Reproduce each line bearing the word "Open".
━━━━━ INPUT MATERIAL
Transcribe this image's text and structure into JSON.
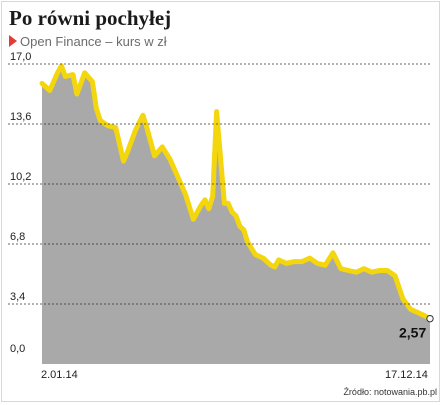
{
  "header": {
    "title": "Po równi pochyłej",
    "subtitle": "Open Finance – kurs w zł"
  },
  "footer": {
    "source": "Źródło: notowania.pb.pl"
  },
  "colors": {
    "area": "#a9a9a9",
    "line": "#f4d60f",
    "marker": "#e53935"
  },
  "chart_data": {
    "type": "area",
    "title": "Po równi pochyłej",
    "subtitle": "Open Finance – kurs w zł",
    "xlabel": "",
    "ylabel": "",
    "ylim": [
      0,
      17
    ],
    "y_ticks": [
      "17,0",
      "13,6",
      "10,2",
      "6,8",
      "3,4",
      "0,0"
    ],
    "y_tick_values": [
      17,
      13.6,
      10.2,
      6.8,
      3.4,
      0
    ],
    "x_ticks": [
      "2.01.14",
      "17.12.14"
    ],
    "grid": true,
    "last_value_label": "2,57",
    "x": [
      0,
      0.02,
      0.04,
      0.05,
      0.06,
      0.08,
      0.09,
      0.11,
      0.13,
      0.14,
      0.15,
      0.17,
      0.19,
      0.21,
      0.22,
      0.24,
      0.26,
      0.27,
      0.29,
      0.31,
      0.33,
      0.35,
      0.37,
      0.39,
      0.41,
      0.42,
      0.43,
      0.44,
      0.45,
      0.47,
      0.48,
      0.49,
      0.5,
      0.51,
      0.52,
      0.53,
      0.55,
      0.57,
      0.59,
      0.6,
      0.61,
      0.63,
      0.65,
      0.67,
      0.69,
      0.71,
      0.73,
      0.75,
      0.77,
      0.79,
      0.81,
      0.83,
      0.85,
      0.87,
      0.89,
      0.91,
      0.93,
      0.95,
      0.97,
      0.99,
      1.0
    ],
    "values": [
      15.9,
      15.5,
      16.5,
      16.9,
      16.3,
      16.4,
      15.3,
      16.5,
      16.0,
      14.5,
      13.8,
      13.5,
      13.4,
      11.5,
      12.0,
      13.2,
      14.1,
      13.4,
      11.8,
      12.3,
      11.6,
      10.6,
      9.6,
      8.2,
      9.0,
      9.3,
      8.8,
      9.5,
      14.3,
      9.1,
      9.1,
      8.6,
      8.4,
      7.8,
      7.6,
      6.9,
      6.2,
      6.0,
      5.6,
      5.5,
      5.9,
      5.7,
      5.8,
      5.8,
      6.0,
      5.7,
      5.6,
      6.3,
      5.4,
      5.3,
      5.2,
      5.4,
      5.2,
      5.3,
      5.3,
      5.0,
      3.7,
      3.1,
      2.9,
      2.7,
      2.57
    ]
  }
}
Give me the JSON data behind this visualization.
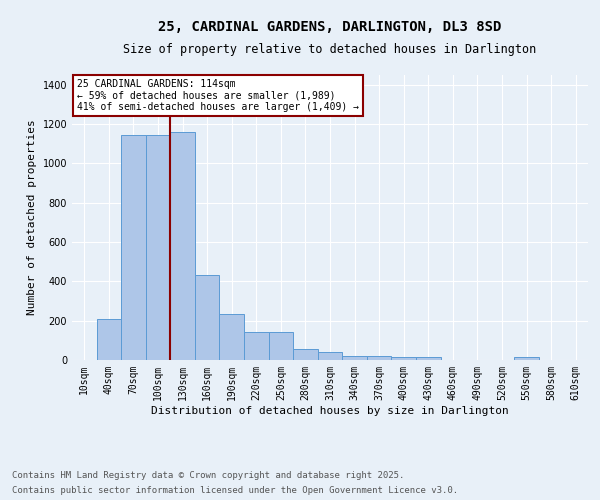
━━━━━━━━━━
• RESULT OF THIS EXERCISE
    "subtitle": "Open Finance – kurs w zł"
    "subtitle": "Open Finance – kurs w zł",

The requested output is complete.